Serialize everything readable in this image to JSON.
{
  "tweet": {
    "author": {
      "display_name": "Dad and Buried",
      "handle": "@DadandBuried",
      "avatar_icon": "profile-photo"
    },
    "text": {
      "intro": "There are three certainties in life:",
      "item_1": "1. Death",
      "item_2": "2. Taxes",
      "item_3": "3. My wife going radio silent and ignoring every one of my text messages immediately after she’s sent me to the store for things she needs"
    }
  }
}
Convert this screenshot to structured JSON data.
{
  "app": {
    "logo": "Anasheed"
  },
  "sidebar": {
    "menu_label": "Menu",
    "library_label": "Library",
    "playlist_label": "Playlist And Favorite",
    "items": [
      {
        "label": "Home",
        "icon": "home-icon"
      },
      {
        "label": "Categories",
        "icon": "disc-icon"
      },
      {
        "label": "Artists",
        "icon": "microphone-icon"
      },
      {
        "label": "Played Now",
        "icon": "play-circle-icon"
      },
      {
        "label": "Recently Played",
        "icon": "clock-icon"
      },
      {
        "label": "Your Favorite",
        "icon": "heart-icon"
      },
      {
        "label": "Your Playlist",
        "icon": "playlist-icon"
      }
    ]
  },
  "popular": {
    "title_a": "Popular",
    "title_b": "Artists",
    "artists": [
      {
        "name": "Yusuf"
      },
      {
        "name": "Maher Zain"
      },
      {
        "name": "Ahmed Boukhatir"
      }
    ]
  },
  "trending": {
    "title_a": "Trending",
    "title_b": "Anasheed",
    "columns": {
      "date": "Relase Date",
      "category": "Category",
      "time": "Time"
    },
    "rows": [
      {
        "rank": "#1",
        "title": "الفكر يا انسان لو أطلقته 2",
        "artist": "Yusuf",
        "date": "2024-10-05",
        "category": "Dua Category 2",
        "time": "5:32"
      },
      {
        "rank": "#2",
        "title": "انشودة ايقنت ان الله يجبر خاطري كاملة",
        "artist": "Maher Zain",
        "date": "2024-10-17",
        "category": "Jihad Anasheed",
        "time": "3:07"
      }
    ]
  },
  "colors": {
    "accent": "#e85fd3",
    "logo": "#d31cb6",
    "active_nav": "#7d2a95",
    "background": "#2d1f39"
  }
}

#### Direction
Write out the whole listing exactly.

#### Complete output
Serialize everything readable in this image to JSON.
{
  "tweet": {
    "author": {
      "display_name": "Dad and Buried",
      "handle": "@DadandBuried",
      "avatar_icon": "profile-photo"
    },
    "text": {
      "intro": "There are three certainties in life:",
      "item_1": "1. Death",
      "item_2": "2. Taxes",
      "item_3": "3. My wife going radio silent and ignoring every one of my text messages immediately after she’s sent me to the store for things she needs"
    }
  }
}
Convert this screenshot to structured JSON data.
{
  "app": {
    "logo": "Anasheed"
  },
  "sidebar": {
    "menu_label": "Menu",
    "library_label": "Library",
    "playlist_label": "Playlist And Favorite",
    "items": [
      {
        "label": "Home",
        "icon": "home-icon"
      },
      {
        "label": "Categories",
        "icon": "disc-icon"
      },
      {
        "label": "Artists",
        "icon": "microphone-icon"
      },
      {
        "label": "Played Now",
        "icon": "play-circle-icon"
      },
      {
        "label": "Recently Played",
        "icon": "clock-icon"
      },
      {
        "label": "Your Favorite",
        "icon": "heart-icon"
      },
      {
        "label": "Your Playlist",
        "icon": "playlist-icon"
      }
    ]
  },
  "popular": {
    "title_a": "Popular",
    "title_b": "Artists",
    "artists": [
      {
        "name": "Yusuf"
      },
      {
        "name": "Maher Zain"
      },
      {
        "name": "Ahmed Boukhatir"
      }
    ]
  },
  "trending": {
    "title_a": "Trending",
    "title_b": "Anasheed",
    "columns": {
      "date": "Relase Date",
      "category": "Category",
      "time": "Time"
    },
    "rows": [
      {
        "rank": "#1",
        "title": "الفكر يا انسان لو أطلقته 2",
        "artist": "Yusuf",
        "date": "2024-10-05",
        "category": "Dua Category 2",
        "time": "5:32"
      },
      {
        "rank": "#2",
        "title": "انشودة ايقنت ان الله يجبر خاطري كاملة",
        "artist": "Maher Zain",
        "date": "2024-10-17",
        "category": "Jihad Anasheed",
        "time": "3:07"
      }
    ]
  },
  "colors": {
    "accent": "#e85fd3",
    "logo": "#d31cb6",
    "active_nav": "#7d2a95",
    "background": "#2d1f39"
  }
}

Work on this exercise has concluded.